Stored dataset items
· · · · · · ·
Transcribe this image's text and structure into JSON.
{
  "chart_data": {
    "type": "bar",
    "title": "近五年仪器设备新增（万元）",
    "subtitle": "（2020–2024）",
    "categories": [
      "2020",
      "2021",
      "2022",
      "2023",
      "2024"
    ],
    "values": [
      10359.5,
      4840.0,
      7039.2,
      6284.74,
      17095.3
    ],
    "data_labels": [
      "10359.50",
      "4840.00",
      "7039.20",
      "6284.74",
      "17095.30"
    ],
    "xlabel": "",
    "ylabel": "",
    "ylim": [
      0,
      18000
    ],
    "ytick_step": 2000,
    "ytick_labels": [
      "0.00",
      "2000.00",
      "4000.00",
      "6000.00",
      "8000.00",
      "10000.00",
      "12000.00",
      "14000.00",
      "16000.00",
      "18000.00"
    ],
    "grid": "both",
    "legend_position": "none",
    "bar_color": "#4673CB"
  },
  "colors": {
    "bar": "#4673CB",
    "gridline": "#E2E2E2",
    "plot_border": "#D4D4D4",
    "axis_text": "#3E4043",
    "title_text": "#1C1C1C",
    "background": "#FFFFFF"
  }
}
· · · · · · ·
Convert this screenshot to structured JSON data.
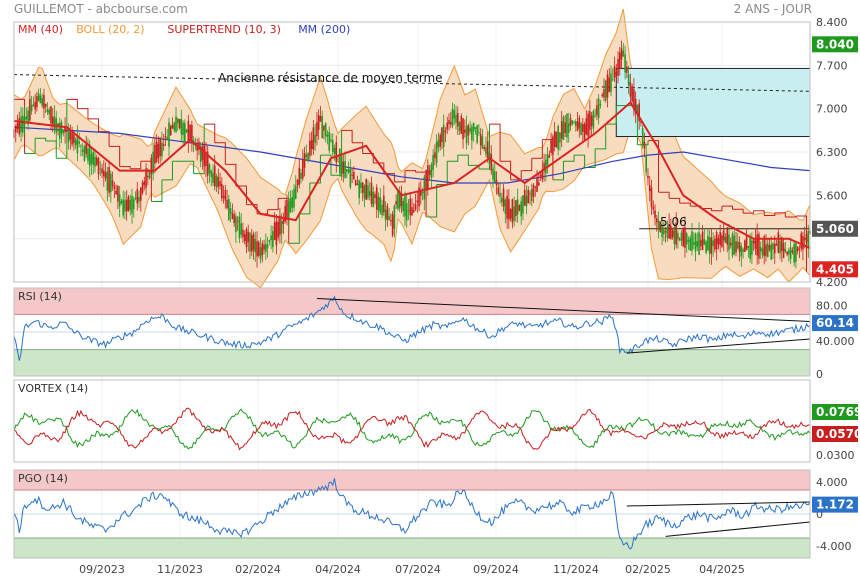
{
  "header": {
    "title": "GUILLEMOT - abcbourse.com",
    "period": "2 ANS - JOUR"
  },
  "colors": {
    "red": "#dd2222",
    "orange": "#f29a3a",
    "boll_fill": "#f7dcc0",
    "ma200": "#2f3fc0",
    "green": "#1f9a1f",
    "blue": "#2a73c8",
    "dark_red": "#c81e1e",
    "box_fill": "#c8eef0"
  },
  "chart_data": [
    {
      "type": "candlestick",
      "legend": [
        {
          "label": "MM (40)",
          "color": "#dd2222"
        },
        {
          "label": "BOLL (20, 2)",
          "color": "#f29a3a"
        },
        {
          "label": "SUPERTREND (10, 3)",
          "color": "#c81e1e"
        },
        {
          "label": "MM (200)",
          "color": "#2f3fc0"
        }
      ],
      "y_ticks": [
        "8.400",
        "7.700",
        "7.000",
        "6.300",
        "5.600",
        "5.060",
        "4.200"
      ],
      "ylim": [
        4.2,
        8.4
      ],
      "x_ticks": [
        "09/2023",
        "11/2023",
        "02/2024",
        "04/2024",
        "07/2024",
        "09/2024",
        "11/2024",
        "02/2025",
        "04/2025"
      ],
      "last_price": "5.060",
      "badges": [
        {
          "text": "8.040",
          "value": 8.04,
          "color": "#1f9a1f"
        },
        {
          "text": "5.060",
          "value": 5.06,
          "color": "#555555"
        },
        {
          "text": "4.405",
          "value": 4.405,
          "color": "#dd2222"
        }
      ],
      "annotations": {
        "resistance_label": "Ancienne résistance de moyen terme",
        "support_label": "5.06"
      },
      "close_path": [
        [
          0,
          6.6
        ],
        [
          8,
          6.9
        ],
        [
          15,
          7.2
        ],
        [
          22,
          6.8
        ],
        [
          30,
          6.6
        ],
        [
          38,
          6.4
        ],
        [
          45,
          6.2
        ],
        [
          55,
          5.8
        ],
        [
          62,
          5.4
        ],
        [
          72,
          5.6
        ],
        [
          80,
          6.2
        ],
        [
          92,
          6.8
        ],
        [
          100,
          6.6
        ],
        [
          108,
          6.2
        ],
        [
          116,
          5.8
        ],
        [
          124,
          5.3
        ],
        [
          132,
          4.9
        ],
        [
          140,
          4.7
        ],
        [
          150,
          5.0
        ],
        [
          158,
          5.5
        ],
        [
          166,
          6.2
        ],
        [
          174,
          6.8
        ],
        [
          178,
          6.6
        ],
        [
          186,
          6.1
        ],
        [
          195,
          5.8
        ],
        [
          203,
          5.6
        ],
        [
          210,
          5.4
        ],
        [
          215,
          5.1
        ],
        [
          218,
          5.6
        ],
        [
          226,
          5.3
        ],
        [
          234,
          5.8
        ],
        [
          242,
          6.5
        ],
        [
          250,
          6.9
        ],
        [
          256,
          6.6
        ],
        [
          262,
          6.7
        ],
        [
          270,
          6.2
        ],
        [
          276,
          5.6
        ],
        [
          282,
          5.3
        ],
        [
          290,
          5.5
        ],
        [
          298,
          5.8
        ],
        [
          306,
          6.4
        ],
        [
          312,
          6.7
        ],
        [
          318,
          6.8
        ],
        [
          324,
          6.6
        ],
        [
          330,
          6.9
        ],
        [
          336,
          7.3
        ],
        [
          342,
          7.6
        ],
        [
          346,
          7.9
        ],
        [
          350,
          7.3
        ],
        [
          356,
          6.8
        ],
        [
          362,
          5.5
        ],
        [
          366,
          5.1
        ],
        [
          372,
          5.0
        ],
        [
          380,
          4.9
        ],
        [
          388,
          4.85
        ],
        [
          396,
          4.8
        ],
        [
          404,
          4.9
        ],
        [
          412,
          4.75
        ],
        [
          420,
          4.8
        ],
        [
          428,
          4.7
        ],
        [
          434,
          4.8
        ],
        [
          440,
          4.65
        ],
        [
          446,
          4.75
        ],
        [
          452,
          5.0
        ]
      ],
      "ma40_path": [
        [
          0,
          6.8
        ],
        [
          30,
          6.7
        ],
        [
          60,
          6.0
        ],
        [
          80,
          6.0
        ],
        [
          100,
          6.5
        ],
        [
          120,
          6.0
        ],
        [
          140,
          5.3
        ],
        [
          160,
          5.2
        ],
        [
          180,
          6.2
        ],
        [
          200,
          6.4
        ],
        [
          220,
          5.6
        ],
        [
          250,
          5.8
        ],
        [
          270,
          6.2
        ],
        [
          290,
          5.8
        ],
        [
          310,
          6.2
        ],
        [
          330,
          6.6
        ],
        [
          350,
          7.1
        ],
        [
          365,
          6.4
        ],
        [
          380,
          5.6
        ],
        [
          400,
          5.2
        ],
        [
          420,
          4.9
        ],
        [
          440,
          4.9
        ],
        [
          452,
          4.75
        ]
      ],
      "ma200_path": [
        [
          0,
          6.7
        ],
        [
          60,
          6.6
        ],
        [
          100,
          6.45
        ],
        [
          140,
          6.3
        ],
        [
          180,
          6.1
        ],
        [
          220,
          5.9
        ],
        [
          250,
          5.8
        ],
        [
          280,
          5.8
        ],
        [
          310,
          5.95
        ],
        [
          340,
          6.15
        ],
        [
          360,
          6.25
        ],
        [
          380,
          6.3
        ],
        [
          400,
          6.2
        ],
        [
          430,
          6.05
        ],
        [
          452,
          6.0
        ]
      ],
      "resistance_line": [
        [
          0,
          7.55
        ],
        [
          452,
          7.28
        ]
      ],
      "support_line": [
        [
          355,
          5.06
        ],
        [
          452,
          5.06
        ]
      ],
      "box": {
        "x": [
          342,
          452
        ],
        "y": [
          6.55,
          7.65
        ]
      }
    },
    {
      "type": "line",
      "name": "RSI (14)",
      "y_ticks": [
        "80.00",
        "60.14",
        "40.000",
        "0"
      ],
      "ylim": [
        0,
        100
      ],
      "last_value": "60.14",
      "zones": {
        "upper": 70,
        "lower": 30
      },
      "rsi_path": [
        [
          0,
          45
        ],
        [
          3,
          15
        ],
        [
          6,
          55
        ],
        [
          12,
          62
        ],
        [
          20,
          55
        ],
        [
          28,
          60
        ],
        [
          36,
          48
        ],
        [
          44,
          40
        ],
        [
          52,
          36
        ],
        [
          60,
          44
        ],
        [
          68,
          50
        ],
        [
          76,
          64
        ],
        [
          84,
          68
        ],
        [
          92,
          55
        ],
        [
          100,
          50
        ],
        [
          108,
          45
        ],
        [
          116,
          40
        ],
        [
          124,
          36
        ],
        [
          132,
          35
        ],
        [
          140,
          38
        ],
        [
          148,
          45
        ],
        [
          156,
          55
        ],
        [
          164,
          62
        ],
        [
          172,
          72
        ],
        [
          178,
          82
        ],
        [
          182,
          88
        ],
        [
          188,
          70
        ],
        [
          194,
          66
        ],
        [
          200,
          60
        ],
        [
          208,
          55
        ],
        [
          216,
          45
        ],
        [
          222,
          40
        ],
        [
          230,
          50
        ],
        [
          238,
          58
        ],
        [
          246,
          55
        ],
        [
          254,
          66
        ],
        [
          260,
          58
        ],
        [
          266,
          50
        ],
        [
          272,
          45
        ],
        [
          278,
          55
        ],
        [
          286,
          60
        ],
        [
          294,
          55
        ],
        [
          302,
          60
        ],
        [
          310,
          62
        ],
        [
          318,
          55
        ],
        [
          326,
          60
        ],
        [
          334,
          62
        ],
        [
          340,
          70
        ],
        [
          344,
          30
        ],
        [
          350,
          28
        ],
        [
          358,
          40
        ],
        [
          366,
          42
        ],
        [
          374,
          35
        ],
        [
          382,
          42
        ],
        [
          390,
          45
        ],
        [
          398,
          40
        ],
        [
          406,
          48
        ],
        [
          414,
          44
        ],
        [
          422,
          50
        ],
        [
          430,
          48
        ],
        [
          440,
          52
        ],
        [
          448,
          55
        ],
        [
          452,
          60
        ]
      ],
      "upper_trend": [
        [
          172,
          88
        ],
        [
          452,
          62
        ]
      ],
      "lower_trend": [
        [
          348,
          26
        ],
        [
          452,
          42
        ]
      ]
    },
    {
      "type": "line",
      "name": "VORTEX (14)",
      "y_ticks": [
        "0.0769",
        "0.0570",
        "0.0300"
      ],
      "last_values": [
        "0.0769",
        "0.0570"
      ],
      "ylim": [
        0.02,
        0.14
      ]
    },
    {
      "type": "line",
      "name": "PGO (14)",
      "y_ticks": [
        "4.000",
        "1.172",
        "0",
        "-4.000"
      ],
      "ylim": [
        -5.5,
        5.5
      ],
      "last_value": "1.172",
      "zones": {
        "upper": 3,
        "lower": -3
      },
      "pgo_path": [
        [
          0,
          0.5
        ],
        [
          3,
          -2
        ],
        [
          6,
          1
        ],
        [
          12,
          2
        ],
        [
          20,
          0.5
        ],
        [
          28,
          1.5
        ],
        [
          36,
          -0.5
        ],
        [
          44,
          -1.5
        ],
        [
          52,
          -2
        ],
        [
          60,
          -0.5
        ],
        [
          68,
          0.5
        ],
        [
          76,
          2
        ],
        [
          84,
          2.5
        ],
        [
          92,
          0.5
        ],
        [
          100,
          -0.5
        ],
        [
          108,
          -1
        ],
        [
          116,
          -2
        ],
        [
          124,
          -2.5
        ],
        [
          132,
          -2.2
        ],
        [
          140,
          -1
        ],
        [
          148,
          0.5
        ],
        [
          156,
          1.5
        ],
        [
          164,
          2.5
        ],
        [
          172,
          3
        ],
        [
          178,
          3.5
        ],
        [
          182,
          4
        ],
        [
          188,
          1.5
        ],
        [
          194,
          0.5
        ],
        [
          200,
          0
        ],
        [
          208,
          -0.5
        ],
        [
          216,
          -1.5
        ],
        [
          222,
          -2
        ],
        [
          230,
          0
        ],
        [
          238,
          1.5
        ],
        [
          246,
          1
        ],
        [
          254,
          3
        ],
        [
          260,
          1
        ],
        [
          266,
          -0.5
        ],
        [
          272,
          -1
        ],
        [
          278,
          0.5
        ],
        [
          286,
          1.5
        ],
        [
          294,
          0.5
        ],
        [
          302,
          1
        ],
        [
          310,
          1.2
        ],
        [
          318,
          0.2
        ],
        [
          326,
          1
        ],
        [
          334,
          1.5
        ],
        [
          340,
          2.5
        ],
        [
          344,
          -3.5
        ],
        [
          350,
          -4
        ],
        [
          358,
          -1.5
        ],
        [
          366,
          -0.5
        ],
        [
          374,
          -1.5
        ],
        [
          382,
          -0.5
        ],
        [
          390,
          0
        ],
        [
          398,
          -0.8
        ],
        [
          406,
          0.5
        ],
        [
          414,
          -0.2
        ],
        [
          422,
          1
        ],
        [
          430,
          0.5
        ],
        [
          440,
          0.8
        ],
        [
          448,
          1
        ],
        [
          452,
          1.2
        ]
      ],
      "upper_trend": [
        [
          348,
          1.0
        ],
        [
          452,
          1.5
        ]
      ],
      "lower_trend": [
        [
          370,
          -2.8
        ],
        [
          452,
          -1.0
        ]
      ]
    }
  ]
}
· · · · · · ·
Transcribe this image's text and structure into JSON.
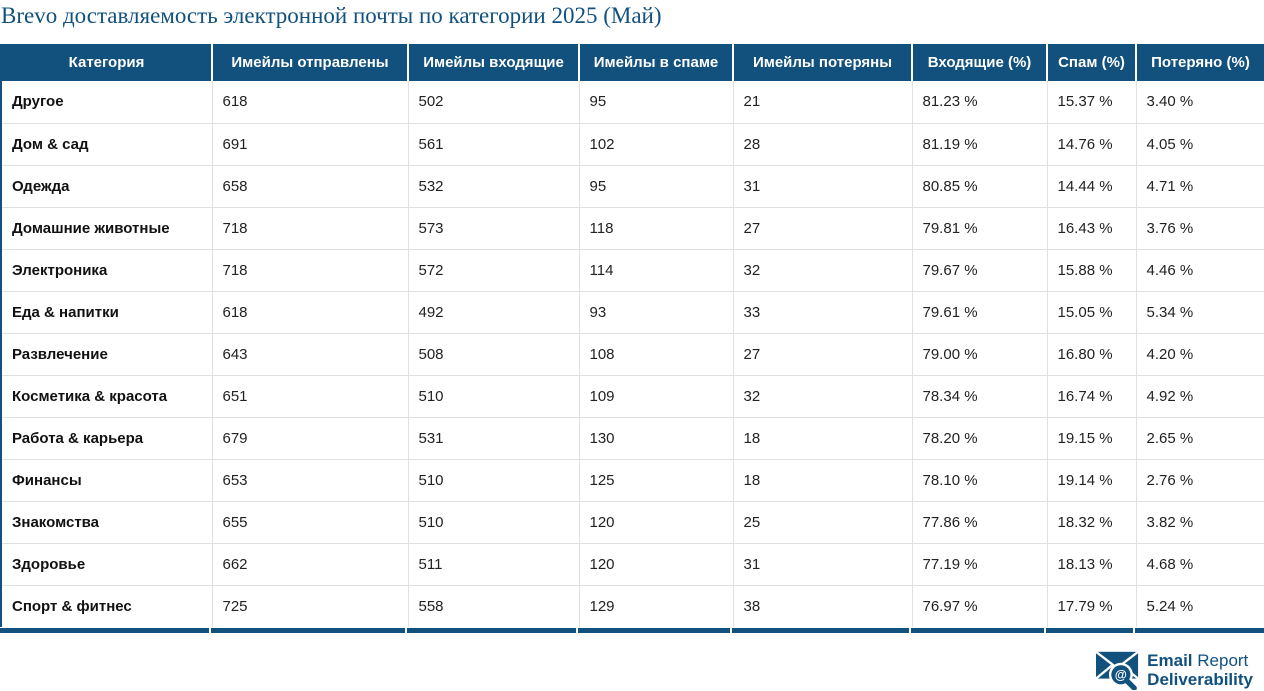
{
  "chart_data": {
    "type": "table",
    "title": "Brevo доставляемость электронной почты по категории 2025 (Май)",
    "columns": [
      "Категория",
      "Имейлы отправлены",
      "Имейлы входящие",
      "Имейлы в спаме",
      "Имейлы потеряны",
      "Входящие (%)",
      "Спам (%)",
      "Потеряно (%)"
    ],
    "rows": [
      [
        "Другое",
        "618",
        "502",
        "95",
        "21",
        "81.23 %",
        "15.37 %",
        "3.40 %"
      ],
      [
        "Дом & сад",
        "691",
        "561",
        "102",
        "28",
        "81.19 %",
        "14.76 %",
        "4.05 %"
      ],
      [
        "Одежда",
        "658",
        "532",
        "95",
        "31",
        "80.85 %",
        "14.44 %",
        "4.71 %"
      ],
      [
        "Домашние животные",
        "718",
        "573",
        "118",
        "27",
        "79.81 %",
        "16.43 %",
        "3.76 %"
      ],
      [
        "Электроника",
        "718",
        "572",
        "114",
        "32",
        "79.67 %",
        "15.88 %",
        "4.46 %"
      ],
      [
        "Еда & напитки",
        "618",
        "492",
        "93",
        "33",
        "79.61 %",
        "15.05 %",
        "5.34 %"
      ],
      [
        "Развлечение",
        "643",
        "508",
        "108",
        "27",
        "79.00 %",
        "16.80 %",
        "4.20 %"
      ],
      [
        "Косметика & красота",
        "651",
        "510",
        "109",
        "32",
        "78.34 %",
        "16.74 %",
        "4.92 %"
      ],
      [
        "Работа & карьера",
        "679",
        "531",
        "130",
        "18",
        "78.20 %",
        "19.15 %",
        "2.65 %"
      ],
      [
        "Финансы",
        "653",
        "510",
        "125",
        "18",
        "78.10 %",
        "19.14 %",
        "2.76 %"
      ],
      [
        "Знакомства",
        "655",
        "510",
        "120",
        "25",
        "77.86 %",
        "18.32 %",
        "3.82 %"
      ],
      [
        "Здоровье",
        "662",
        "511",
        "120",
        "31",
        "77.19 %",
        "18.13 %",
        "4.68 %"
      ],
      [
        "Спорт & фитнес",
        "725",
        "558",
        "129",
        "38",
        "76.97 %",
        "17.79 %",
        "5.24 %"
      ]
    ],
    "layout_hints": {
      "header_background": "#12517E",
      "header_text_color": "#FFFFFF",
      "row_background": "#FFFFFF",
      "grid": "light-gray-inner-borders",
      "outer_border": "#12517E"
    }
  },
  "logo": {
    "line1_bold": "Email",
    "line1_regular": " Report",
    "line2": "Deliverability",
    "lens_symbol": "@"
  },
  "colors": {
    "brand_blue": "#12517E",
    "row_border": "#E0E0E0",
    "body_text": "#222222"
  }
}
· · · · · · ·
> Your goal: Gather each line of the records holding the string "name".

> Task response:
      "name": "RSI (14)",
      "name": "VORTEX (14)",
      "name": "PGO (14)",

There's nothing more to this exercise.